EXCERPTED RECORDS:

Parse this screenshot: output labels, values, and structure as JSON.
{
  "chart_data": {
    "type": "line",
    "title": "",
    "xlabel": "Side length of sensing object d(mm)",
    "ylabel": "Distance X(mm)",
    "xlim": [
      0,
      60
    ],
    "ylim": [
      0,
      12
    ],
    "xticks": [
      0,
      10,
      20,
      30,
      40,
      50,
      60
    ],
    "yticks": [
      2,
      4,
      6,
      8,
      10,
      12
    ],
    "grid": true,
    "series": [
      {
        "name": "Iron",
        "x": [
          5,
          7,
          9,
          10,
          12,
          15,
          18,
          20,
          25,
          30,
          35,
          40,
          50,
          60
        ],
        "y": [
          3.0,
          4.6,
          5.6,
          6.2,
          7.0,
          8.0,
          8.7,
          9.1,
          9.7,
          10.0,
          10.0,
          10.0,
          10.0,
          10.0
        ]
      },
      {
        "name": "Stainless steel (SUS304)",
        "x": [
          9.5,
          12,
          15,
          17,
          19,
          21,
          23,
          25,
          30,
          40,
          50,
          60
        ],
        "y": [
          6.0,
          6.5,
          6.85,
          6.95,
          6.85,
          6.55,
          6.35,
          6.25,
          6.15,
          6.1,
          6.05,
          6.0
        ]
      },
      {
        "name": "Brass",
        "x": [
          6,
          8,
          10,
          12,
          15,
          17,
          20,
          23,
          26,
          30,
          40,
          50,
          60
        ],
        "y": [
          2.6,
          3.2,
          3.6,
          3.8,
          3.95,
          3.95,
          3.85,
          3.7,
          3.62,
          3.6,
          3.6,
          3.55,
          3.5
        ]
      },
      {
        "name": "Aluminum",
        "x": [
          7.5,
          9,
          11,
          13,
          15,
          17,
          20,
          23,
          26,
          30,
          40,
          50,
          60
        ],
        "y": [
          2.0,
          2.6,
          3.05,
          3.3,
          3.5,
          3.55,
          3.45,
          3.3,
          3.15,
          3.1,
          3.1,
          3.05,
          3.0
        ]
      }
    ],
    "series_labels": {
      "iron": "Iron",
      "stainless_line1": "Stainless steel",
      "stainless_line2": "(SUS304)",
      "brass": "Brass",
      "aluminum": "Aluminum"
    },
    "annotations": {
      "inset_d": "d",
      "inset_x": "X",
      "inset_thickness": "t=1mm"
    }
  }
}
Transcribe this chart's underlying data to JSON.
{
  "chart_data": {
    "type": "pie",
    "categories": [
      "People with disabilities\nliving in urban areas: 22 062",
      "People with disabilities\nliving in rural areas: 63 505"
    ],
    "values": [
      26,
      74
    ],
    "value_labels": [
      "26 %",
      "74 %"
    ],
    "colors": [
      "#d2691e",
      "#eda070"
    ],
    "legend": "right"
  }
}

WHAT YOU WILL DO: Search the entries for "name" and copy out each line that has it.

TASK RESPONSE:
        "name": "Iron",
        "name": "Stainless steel (SUS304)",
        "name": "Brass",
        "name": "Aluminum",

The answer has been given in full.